▶ ASSIGNMENT
Return, from the lines below, each one that includes the word "George".

▶ STUDY MATERIAL
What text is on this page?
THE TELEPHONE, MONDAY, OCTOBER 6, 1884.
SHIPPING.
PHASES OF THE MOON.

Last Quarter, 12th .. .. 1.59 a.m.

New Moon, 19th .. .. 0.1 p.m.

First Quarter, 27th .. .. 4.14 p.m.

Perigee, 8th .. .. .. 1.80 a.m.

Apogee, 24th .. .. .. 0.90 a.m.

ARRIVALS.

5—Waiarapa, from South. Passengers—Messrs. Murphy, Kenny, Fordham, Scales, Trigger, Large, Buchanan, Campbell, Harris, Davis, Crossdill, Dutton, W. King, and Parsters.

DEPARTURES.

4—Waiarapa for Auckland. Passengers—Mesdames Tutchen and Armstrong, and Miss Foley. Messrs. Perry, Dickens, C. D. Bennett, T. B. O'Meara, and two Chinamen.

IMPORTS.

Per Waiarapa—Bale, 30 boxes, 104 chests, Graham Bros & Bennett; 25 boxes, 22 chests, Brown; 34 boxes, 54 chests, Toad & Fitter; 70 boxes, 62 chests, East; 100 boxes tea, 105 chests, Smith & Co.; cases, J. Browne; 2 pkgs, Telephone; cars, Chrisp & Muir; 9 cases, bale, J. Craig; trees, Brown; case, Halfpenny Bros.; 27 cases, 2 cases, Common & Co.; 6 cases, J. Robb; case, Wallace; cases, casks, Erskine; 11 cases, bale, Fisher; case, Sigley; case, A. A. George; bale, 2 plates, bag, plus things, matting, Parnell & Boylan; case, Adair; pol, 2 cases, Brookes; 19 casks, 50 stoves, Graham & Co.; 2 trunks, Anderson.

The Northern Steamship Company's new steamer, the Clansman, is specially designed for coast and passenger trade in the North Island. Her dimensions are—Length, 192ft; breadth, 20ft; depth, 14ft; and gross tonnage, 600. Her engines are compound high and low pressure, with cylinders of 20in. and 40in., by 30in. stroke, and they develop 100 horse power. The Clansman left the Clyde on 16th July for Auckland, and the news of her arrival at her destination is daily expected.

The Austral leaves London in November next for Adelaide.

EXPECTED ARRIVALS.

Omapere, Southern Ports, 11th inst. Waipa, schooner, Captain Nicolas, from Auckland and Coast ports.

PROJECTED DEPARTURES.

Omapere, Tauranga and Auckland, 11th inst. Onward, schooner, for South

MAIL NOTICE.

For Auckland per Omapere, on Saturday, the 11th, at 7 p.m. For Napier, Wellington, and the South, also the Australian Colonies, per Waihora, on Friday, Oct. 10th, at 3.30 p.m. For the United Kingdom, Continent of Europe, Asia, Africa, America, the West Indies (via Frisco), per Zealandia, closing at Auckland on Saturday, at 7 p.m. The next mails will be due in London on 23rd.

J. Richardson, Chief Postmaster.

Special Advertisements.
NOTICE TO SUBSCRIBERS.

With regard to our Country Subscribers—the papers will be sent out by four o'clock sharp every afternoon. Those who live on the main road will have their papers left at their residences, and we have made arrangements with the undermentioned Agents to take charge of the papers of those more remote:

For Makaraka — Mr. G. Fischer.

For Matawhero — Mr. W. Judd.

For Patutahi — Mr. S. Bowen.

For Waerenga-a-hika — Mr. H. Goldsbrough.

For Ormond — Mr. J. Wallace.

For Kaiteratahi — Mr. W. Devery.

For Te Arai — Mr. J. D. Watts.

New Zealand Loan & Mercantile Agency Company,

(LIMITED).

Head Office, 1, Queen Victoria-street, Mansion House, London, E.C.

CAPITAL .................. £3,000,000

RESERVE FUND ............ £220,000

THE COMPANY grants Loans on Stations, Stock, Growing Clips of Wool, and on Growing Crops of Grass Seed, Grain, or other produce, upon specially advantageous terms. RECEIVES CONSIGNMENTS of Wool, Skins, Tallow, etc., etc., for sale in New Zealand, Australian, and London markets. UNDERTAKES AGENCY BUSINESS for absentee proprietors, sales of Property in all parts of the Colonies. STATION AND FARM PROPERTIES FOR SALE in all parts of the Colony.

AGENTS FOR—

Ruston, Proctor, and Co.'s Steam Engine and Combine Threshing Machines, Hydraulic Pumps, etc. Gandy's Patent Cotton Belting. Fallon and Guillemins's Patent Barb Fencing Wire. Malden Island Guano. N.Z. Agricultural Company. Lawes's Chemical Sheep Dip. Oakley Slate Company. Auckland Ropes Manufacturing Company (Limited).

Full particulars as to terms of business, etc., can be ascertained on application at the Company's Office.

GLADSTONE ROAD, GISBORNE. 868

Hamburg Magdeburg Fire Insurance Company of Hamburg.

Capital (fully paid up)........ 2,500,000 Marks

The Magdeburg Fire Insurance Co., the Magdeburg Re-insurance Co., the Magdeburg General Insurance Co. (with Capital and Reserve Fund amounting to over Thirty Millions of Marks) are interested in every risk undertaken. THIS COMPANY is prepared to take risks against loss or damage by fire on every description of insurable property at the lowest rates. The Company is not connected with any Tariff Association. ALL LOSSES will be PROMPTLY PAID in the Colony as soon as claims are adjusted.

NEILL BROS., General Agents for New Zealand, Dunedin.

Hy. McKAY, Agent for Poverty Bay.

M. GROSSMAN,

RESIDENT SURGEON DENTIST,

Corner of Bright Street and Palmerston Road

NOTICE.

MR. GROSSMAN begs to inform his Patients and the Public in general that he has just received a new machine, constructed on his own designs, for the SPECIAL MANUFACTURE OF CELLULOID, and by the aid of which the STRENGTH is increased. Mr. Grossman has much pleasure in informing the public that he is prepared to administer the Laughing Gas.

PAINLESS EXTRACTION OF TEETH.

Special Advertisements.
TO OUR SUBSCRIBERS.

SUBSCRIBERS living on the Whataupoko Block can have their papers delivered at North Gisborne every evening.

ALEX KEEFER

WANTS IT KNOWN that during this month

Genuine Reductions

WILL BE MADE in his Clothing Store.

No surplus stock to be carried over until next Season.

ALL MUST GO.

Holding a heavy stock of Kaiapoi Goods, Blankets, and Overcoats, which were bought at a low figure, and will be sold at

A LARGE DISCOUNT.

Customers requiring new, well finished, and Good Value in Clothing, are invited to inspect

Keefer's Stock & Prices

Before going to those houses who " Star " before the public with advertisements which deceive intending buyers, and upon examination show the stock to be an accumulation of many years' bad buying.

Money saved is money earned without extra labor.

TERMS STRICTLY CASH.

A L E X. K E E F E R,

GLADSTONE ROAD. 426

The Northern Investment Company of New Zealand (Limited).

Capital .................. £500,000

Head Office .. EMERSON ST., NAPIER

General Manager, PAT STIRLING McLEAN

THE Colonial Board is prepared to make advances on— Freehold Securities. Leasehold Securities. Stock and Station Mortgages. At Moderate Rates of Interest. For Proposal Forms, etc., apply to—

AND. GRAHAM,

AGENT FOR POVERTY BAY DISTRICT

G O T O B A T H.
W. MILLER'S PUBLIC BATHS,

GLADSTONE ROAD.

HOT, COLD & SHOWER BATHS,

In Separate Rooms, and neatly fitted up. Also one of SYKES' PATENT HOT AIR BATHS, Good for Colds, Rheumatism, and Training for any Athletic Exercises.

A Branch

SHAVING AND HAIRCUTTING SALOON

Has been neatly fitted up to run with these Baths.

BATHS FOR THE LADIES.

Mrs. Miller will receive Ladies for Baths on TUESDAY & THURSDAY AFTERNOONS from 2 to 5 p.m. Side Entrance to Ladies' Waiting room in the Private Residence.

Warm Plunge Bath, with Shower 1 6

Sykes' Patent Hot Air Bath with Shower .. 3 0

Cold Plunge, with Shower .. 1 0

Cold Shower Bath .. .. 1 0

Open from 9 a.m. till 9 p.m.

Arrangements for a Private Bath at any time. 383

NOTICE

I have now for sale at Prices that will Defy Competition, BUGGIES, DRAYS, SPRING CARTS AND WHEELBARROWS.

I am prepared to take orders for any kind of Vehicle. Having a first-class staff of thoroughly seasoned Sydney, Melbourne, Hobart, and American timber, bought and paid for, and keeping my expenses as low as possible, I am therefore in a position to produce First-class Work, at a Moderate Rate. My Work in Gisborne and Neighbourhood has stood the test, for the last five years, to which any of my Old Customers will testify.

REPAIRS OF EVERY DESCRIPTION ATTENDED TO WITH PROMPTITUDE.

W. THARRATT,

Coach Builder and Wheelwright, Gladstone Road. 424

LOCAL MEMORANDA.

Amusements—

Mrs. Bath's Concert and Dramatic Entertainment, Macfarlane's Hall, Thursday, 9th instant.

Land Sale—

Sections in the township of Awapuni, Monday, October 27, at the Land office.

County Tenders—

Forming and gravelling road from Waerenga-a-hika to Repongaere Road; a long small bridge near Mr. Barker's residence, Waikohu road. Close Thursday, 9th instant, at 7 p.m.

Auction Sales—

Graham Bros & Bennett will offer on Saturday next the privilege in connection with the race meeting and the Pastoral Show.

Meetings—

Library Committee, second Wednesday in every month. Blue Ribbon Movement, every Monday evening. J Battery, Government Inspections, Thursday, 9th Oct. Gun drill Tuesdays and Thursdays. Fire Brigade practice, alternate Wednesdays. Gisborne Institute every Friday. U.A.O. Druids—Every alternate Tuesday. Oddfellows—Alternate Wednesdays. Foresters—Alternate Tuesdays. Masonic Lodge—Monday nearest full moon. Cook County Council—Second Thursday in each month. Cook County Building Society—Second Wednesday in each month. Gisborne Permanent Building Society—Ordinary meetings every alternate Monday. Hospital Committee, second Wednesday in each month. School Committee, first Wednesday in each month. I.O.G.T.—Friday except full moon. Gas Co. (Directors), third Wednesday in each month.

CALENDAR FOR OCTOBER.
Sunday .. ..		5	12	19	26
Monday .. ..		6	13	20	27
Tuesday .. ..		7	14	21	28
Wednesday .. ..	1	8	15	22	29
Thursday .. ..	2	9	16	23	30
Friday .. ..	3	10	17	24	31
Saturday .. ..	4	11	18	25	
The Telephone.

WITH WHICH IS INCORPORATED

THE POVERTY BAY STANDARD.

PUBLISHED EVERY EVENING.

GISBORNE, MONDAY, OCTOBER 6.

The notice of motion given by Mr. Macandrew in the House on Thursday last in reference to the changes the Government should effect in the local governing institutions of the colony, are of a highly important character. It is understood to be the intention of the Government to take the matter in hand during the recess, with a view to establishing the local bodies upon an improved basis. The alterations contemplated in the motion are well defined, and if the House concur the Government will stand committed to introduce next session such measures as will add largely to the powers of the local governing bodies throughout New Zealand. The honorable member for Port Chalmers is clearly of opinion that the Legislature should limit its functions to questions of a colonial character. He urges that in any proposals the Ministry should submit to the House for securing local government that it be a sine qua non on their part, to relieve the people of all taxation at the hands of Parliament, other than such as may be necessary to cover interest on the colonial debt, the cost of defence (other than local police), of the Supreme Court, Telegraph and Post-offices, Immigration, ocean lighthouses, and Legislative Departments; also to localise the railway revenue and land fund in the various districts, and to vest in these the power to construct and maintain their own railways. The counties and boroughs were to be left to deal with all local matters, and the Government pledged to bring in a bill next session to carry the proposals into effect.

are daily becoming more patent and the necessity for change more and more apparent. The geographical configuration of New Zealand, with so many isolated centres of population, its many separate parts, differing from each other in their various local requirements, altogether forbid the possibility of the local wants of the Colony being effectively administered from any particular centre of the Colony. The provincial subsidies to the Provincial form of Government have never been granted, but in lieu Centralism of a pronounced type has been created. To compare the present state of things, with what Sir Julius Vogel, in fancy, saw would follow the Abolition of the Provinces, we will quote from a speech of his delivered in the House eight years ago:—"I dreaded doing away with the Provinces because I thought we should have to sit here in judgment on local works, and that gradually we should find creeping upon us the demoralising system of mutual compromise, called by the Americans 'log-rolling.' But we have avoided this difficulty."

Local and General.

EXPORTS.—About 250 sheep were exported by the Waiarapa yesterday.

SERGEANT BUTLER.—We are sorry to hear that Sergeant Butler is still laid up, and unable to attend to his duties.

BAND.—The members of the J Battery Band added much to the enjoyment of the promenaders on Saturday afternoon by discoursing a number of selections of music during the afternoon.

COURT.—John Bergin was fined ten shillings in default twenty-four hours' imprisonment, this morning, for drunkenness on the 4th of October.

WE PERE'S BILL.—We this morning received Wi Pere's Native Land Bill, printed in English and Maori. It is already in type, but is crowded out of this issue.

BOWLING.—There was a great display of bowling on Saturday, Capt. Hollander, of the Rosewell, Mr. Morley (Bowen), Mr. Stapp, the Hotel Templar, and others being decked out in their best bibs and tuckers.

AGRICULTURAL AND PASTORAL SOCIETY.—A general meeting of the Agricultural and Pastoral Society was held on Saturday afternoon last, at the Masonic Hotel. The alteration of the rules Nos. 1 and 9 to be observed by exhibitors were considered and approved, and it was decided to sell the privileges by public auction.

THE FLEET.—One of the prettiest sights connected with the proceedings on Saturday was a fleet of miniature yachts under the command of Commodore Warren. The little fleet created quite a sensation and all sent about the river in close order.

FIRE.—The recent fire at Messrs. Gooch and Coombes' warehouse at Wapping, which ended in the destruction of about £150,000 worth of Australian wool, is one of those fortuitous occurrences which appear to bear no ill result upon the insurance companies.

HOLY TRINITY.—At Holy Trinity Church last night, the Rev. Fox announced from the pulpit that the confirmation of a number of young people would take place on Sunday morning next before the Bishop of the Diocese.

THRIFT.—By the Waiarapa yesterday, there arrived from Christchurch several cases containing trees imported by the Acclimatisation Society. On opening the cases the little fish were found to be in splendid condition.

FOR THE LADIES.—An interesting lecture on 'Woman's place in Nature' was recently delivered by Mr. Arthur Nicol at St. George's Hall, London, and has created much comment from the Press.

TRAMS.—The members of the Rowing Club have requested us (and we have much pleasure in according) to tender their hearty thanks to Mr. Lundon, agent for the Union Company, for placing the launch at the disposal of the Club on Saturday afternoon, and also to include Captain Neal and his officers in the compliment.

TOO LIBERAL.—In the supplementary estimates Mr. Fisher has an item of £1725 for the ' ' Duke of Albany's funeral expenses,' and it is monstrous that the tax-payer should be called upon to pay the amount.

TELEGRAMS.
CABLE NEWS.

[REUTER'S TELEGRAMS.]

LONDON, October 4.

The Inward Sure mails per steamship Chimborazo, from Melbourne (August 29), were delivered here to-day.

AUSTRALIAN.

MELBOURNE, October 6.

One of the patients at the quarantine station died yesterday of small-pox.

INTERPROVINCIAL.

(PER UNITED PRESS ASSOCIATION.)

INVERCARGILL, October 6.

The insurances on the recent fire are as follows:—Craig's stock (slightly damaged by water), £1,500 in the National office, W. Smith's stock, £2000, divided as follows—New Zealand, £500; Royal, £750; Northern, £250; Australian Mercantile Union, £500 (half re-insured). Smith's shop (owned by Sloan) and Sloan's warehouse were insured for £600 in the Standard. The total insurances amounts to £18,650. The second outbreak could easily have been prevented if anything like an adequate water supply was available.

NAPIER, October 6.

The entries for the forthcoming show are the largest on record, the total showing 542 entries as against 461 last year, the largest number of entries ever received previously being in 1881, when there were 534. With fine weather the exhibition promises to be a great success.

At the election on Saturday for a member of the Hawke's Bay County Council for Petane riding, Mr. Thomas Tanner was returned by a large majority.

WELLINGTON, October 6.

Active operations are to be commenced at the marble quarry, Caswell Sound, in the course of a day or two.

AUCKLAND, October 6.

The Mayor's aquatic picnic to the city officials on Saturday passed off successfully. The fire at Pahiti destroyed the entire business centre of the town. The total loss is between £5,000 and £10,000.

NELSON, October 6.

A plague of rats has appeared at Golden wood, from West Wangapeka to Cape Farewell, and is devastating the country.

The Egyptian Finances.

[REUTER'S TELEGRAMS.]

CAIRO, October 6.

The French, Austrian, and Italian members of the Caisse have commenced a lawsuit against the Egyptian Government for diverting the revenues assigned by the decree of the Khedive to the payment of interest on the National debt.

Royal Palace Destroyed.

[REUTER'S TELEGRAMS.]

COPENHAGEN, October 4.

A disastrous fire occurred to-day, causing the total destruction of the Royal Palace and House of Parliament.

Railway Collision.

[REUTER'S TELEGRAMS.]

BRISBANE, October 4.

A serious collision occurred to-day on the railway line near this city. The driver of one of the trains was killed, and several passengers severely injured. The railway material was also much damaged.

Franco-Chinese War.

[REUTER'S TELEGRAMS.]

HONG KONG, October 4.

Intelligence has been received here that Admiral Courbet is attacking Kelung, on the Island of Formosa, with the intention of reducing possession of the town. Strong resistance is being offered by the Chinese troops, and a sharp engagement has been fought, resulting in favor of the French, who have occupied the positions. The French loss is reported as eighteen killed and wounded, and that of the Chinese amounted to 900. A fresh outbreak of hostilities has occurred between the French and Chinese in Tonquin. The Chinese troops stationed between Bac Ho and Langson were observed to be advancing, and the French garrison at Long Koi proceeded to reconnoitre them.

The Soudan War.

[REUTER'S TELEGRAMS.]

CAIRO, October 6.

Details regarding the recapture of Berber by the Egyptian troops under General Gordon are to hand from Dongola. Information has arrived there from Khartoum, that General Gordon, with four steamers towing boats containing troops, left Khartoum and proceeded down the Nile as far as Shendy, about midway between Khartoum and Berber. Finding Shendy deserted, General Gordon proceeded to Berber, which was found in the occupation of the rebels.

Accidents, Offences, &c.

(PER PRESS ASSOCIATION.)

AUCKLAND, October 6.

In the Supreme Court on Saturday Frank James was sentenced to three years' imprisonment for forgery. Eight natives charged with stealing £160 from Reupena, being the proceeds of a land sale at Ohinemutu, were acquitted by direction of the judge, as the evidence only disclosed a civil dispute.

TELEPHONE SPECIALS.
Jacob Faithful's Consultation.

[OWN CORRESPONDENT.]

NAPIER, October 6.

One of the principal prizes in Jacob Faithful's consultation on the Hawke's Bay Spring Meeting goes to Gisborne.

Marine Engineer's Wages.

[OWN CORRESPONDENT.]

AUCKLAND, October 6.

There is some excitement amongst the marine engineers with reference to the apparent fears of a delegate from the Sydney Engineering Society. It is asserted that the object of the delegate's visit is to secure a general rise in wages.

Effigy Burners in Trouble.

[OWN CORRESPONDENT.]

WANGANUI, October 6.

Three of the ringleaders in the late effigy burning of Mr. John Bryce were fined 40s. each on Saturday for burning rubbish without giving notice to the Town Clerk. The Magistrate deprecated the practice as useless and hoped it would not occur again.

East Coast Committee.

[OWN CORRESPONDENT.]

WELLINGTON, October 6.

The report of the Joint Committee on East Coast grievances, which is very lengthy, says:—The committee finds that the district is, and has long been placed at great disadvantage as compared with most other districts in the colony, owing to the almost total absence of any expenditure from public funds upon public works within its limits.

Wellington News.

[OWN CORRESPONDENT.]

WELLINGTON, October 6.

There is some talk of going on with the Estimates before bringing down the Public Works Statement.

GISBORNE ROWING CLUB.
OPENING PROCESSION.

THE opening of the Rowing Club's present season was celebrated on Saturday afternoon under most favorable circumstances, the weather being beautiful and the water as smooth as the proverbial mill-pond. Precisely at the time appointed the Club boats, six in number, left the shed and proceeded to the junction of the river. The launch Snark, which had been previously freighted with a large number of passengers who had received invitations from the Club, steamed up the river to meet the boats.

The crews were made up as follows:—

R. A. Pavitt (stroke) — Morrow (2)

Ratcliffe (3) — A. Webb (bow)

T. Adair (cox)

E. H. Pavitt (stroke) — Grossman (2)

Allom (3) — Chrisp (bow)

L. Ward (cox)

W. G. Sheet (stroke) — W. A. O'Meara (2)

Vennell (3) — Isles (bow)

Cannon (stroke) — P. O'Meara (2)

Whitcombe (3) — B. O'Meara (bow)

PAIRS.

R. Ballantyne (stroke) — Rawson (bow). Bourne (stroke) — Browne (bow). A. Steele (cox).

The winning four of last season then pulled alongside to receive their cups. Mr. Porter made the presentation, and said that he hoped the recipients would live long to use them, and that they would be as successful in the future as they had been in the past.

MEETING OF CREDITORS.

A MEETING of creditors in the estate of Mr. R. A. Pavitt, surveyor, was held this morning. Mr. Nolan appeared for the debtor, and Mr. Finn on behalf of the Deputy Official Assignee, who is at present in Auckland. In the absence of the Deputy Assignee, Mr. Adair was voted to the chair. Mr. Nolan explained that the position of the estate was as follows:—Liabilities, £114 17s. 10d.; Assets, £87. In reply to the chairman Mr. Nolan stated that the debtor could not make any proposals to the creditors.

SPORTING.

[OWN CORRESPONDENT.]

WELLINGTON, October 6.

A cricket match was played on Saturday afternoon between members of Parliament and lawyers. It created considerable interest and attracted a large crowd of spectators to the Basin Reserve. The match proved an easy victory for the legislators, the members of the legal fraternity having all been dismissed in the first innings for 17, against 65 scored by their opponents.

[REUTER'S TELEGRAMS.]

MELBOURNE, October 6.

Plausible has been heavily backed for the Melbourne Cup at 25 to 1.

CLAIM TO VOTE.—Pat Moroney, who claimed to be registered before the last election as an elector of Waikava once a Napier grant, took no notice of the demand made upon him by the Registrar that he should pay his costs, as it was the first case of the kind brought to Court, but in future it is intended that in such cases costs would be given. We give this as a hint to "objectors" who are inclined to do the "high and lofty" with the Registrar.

▶ RESPONSE AREA
Per Waiarapa—Bale, 30 boxes, 104 chests, Graham Bros & Bennett; 25 boxes, 22 chests, Brown; 34 boxes, 54 chests, Toad & Fitter; 70 boxes, 62 chests, East; 100 boxes tea, 105 chests, Smith & Co.; cases, J. Browne; 2 pkgs, Telephone; cars, Chrisp & Muir; 9 cases, bale, J. Craig; trees, Brown; case, Halfpenny Bros.; 27 cases, 2 cases, Common & Co.; 6 cases, J. Robb; case, Wallace; cases, casks, Erskine; 11 cases, bale, Fisher; case, Sigley; case, A. A. George; bale, 2 plates, bag, plus things, matting, Parnell & Boylan; case, Adair; pol, 2 cases, Brookes; 19 casks, 50 stoves, Graham & Co.; 2 trunks, Anderson.
FOR THE LADIES.—An interesting lecture on 'Woman's place in Nature' was recently delivered by Mr. Arthur Nicol at St. George's Hall, London, and has created much comment from the Press.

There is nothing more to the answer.